Which lines have the string "Mittwoch"? Copy all of them from the entries below.

►

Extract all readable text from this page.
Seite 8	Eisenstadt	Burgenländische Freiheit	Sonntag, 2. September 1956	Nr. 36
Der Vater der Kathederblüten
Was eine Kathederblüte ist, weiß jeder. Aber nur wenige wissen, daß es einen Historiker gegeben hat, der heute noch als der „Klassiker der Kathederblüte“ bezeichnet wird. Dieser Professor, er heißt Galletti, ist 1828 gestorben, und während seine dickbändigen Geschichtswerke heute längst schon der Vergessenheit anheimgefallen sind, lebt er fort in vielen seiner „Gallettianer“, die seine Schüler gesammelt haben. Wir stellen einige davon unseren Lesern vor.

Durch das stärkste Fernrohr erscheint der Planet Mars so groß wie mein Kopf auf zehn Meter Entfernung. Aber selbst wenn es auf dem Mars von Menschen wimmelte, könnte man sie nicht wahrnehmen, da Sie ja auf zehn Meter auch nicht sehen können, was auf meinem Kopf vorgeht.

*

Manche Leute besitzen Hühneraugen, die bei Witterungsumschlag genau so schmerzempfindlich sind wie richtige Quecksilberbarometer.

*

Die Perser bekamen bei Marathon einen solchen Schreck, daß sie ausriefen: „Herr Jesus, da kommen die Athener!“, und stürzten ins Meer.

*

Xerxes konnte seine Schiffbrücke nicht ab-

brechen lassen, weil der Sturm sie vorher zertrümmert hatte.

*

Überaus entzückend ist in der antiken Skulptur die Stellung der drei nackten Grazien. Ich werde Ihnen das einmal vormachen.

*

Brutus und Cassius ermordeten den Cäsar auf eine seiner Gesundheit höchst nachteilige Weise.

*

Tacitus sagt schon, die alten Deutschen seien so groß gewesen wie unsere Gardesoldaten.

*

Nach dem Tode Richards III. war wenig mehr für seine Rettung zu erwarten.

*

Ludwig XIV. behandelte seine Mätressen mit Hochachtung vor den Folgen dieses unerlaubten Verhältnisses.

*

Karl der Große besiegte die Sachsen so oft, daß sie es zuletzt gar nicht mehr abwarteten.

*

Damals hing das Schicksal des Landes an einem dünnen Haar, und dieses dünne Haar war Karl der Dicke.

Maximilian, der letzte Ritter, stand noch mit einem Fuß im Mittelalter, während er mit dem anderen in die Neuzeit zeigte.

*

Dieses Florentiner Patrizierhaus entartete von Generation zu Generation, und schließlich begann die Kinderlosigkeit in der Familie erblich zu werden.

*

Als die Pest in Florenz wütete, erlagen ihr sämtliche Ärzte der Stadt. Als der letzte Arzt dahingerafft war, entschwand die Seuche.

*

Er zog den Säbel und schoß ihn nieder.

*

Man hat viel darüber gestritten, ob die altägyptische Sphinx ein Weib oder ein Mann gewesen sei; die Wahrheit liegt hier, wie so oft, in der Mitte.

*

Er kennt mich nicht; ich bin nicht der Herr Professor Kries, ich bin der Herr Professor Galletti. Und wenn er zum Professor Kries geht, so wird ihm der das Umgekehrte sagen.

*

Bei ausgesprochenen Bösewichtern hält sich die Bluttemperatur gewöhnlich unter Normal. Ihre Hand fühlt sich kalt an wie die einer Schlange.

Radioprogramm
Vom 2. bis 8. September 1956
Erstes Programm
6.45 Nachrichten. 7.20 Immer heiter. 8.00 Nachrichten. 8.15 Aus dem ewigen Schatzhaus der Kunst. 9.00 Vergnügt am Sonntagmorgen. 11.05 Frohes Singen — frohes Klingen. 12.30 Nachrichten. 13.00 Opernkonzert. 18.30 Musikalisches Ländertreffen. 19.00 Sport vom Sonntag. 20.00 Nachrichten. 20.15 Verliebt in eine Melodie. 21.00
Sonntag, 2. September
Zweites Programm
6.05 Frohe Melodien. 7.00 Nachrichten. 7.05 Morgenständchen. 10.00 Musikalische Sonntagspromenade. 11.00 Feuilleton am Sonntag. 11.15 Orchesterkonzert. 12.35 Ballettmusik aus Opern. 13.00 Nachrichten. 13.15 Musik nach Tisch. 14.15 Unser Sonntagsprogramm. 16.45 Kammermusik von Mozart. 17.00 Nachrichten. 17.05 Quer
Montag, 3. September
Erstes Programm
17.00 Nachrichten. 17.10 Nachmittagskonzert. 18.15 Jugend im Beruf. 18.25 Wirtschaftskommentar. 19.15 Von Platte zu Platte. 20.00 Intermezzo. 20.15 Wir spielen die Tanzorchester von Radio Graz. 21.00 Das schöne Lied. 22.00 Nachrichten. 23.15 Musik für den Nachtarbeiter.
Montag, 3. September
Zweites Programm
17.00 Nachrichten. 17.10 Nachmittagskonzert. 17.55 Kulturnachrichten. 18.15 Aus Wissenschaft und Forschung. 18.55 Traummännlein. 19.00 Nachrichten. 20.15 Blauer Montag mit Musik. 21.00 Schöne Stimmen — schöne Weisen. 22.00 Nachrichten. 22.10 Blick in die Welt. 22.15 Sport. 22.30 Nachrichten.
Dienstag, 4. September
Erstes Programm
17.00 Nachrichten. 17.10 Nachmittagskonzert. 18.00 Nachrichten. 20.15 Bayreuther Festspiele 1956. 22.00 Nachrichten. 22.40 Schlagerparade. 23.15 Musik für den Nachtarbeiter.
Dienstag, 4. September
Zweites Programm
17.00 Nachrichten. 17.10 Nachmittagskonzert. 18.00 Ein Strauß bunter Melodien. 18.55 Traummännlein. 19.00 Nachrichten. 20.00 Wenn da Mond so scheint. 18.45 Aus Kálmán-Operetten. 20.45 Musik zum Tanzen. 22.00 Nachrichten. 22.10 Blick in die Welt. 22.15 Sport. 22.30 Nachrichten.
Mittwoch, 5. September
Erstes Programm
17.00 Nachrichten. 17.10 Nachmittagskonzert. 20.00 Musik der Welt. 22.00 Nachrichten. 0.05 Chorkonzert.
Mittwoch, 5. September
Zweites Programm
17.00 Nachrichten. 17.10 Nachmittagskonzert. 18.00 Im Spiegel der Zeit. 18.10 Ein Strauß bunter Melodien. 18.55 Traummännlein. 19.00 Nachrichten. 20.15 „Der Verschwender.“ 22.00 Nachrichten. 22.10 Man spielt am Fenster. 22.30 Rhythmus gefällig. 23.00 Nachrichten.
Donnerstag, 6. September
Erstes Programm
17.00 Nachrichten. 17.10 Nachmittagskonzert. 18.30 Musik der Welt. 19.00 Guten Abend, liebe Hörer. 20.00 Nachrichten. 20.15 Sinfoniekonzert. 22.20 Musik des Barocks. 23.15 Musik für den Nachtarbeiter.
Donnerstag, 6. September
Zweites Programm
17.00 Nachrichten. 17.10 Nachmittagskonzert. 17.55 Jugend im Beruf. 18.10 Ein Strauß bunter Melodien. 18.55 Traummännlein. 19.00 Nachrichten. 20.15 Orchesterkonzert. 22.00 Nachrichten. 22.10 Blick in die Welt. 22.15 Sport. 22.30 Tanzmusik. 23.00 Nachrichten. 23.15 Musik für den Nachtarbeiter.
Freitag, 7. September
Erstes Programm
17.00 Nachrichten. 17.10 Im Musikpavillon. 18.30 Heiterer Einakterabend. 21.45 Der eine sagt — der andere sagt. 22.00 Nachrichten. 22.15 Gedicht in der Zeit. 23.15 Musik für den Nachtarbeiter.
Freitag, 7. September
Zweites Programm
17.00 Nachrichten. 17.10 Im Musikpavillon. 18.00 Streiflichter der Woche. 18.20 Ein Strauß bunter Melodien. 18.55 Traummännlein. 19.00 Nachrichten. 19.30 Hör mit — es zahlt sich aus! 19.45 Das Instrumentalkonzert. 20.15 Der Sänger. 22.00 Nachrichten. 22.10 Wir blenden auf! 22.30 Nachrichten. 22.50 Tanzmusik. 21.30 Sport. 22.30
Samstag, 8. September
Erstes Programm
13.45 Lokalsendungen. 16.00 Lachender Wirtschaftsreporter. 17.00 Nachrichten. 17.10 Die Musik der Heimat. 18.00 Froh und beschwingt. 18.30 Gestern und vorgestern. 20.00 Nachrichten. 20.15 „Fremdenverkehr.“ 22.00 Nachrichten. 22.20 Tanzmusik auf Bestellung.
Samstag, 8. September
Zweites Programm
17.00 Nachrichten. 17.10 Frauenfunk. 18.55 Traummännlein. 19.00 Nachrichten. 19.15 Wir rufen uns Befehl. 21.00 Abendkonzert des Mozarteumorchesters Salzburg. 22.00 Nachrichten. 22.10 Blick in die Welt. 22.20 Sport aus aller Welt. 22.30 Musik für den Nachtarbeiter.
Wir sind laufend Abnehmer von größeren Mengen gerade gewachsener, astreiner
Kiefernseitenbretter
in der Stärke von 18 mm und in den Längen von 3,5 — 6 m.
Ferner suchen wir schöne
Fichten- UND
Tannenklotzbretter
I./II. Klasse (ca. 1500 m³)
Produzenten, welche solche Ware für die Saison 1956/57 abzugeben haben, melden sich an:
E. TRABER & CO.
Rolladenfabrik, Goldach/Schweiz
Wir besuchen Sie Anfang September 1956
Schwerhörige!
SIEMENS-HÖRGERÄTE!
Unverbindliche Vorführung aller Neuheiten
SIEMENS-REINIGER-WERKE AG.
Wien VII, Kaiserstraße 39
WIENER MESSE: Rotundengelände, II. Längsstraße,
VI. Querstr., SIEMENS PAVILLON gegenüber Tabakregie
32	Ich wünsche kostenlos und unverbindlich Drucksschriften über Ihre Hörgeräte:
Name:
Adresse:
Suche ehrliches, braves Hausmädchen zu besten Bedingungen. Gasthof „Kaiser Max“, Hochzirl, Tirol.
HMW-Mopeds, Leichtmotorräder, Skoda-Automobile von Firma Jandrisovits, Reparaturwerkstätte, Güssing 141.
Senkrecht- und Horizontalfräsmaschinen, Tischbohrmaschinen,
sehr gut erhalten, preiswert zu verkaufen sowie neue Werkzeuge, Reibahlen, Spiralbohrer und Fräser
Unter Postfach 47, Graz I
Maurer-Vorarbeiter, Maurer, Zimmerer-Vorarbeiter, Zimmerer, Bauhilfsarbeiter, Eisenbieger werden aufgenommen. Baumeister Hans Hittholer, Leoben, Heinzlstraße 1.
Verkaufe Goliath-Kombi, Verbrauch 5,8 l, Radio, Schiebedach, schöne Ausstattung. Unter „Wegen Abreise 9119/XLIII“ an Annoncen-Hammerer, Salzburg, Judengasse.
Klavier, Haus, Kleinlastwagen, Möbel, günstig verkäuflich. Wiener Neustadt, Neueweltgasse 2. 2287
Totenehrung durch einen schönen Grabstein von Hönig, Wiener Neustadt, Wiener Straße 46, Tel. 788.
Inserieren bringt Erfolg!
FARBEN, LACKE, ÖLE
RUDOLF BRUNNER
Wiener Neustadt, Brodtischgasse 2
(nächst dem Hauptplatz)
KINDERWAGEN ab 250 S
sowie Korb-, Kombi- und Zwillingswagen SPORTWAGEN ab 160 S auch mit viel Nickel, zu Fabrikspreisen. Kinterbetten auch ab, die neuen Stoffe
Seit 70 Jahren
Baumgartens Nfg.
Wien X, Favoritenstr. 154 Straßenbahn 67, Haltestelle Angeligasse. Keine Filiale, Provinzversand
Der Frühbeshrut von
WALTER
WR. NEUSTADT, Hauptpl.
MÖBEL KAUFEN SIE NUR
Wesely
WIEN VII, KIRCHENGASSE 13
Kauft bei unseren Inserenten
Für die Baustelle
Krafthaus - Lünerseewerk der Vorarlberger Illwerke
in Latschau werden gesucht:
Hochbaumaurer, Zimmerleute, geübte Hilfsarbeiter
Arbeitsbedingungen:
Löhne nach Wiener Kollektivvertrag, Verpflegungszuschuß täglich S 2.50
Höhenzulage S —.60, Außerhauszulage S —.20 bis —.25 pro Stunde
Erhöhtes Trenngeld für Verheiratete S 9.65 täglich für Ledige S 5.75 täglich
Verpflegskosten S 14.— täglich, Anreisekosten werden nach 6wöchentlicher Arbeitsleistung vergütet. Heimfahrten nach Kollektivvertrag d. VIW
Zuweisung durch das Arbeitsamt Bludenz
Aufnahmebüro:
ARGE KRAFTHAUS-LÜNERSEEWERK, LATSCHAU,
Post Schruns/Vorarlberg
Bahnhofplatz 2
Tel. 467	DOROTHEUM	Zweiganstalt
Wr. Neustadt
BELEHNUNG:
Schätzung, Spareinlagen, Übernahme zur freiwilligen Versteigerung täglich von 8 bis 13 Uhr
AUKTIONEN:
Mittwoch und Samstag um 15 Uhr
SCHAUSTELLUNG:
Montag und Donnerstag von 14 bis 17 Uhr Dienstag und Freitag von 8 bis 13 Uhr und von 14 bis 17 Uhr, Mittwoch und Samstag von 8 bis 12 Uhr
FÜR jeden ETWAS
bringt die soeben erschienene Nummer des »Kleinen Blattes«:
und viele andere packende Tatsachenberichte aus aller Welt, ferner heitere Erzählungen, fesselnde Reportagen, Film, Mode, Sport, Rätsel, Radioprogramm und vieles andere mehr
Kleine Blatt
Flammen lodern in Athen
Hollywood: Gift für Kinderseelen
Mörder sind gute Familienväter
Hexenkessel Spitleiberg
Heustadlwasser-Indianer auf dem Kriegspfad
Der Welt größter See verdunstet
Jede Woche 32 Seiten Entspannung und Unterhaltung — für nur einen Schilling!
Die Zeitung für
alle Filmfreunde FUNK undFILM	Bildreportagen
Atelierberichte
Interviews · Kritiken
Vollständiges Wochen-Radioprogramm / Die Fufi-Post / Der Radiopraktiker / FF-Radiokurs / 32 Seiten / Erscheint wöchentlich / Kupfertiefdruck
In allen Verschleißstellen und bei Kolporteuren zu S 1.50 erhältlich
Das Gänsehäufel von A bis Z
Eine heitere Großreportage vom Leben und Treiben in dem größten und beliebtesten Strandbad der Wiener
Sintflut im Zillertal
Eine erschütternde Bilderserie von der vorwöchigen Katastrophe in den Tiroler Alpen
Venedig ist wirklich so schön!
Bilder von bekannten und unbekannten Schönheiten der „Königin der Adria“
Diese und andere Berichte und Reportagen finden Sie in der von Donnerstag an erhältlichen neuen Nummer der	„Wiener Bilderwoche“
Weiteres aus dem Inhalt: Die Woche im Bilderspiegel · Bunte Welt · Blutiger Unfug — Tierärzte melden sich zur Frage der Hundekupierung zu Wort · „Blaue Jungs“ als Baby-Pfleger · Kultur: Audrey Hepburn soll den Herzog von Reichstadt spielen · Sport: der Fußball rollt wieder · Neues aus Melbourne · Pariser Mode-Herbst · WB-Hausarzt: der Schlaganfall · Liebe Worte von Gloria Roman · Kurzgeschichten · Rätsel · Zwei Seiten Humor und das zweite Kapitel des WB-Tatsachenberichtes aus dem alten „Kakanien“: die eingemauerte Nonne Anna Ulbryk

◄

EXERCISE RESULT –
Mittwoch, 5. September
Mittwoch, 5. September
Mittwoch und Samstag um 15 Uhr
Montag und Donnerstag von 14 bis 17 Uhr Dienstag und Freitag von 8 bis 13 Uhr und von 14 bis 17 Uhr, Mittwoch und Samstag von 8 bis 12 Uhr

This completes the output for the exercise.